— start of Records shown —

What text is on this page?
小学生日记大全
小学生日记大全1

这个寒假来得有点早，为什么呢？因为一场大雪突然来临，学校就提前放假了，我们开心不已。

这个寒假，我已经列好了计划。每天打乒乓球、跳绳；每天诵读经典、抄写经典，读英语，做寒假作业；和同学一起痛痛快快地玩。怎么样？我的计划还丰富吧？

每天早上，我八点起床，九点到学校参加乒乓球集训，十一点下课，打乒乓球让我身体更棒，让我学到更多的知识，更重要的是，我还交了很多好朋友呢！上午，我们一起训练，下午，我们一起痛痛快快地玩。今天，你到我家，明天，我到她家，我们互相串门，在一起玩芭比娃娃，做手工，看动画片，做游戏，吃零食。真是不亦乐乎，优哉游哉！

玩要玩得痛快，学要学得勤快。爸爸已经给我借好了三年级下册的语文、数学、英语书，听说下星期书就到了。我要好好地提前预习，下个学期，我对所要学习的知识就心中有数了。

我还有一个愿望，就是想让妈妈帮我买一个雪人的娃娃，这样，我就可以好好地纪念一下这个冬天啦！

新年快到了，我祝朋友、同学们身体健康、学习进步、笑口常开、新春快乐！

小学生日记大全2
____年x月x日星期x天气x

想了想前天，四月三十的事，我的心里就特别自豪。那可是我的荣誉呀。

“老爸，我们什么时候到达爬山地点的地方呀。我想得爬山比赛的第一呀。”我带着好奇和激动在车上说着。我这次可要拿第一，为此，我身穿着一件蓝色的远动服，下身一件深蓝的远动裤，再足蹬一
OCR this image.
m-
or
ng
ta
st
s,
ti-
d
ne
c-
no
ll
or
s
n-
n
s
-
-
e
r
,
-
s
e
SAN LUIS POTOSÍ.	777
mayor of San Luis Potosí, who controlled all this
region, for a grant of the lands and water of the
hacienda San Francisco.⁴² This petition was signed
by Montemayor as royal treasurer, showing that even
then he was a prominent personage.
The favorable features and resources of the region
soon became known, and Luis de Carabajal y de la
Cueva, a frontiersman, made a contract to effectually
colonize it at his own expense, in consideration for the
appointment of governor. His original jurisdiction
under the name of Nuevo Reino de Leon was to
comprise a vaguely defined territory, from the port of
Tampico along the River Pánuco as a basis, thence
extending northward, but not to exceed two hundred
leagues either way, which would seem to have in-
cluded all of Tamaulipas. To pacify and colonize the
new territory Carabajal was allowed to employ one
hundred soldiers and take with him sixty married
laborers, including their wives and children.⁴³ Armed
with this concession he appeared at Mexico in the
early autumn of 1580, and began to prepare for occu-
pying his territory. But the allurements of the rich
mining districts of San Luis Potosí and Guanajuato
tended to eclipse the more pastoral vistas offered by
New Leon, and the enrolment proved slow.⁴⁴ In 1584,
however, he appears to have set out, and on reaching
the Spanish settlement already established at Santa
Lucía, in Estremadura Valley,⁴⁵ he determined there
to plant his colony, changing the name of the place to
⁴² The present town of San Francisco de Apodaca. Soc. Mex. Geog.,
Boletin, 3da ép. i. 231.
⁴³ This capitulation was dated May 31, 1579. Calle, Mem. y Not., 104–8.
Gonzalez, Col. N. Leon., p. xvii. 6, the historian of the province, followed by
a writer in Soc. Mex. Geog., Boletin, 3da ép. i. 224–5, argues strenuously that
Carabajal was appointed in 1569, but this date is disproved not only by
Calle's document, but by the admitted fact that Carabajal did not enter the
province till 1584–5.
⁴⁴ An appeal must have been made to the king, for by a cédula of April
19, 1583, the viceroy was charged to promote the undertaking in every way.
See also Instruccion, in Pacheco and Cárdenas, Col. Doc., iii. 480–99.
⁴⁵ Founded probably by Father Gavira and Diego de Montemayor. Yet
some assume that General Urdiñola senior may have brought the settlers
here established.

— end of Records shown —

Exercise description: Out of the material above, gather each line where "territory" appears.

Written solution:
comprise a vaguely defined territory, from the port of
new territory Carabajal was allowed to employ one
pying his territory. But the allurements of the rich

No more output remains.